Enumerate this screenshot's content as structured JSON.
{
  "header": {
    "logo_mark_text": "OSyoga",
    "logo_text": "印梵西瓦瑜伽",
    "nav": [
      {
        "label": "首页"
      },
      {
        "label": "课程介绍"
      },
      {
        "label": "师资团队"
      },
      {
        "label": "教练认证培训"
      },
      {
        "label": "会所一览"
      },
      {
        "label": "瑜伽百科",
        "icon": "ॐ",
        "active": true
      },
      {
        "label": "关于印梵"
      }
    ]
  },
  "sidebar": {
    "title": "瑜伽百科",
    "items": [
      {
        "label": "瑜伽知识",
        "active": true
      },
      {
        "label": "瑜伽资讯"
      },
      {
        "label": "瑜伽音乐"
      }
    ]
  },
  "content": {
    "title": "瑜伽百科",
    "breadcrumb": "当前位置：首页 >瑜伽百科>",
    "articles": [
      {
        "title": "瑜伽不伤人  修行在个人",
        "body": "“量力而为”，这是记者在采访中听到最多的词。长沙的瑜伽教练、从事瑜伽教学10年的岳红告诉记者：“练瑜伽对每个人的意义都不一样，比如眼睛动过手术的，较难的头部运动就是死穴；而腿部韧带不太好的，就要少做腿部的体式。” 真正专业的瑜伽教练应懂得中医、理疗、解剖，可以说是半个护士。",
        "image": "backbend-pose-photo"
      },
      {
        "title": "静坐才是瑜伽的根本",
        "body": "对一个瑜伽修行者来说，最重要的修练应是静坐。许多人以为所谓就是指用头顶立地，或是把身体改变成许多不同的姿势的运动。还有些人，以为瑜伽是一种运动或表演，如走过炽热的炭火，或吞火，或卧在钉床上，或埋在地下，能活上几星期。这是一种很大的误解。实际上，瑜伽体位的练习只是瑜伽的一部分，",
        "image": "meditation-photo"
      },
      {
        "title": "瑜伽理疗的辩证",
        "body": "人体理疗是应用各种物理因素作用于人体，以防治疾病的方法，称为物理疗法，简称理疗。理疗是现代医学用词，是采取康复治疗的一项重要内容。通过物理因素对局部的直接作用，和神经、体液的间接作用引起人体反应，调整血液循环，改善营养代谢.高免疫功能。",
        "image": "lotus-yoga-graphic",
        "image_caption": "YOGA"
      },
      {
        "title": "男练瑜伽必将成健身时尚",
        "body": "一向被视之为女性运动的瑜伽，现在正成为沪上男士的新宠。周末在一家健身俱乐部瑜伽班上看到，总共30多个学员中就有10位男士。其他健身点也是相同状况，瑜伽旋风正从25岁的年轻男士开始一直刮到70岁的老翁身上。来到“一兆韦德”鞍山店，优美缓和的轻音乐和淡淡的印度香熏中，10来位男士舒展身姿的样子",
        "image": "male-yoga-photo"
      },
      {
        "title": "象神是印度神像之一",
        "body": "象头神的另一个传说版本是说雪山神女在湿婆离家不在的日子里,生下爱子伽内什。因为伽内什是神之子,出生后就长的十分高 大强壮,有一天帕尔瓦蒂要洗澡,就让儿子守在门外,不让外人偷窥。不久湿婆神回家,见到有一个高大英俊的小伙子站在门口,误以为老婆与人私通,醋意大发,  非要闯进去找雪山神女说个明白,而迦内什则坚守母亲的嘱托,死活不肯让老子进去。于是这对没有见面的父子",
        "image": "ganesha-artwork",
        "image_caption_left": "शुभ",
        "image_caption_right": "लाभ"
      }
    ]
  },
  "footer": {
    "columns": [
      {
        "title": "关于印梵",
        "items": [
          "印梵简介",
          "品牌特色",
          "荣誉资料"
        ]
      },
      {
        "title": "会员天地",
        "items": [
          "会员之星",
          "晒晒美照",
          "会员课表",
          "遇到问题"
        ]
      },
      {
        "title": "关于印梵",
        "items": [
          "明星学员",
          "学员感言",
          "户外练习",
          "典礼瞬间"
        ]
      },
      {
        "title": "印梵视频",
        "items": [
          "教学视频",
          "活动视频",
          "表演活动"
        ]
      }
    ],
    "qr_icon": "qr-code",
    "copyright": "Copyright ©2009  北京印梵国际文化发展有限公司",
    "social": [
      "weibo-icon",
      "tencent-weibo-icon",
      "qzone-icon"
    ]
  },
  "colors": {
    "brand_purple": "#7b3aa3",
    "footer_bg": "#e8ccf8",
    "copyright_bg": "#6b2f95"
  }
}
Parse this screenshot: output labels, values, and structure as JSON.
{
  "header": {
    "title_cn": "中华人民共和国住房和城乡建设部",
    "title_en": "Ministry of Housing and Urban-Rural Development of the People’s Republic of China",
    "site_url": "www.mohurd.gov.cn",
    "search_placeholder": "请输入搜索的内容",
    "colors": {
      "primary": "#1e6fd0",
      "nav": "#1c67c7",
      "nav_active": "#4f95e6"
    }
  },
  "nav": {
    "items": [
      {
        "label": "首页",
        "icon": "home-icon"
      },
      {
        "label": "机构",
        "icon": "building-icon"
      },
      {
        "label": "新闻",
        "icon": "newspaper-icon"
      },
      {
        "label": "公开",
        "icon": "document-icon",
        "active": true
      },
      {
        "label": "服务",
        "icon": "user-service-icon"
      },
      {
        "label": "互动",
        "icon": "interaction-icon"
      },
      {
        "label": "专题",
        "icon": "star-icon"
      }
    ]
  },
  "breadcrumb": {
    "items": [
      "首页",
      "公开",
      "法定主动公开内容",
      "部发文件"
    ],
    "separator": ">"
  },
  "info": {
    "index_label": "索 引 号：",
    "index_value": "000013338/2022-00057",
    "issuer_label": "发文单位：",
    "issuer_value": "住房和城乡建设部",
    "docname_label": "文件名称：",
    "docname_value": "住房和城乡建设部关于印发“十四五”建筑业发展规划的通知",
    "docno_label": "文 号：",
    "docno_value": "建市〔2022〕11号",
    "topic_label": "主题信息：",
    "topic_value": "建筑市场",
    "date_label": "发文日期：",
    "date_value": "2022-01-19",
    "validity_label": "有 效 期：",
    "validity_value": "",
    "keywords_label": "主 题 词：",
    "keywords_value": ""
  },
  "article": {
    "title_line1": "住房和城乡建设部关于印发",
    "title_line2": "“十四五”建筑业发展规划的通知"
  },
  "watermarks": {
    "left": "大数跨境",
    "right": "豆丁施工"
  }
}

REQUEST: Within the data above, pick out all lines holding the word "photo".

SOLVED EXERCISE:
        "image": "backbend-pose-photo"
        "image": "meditation-photo"
        "image": "male-yoga-photo"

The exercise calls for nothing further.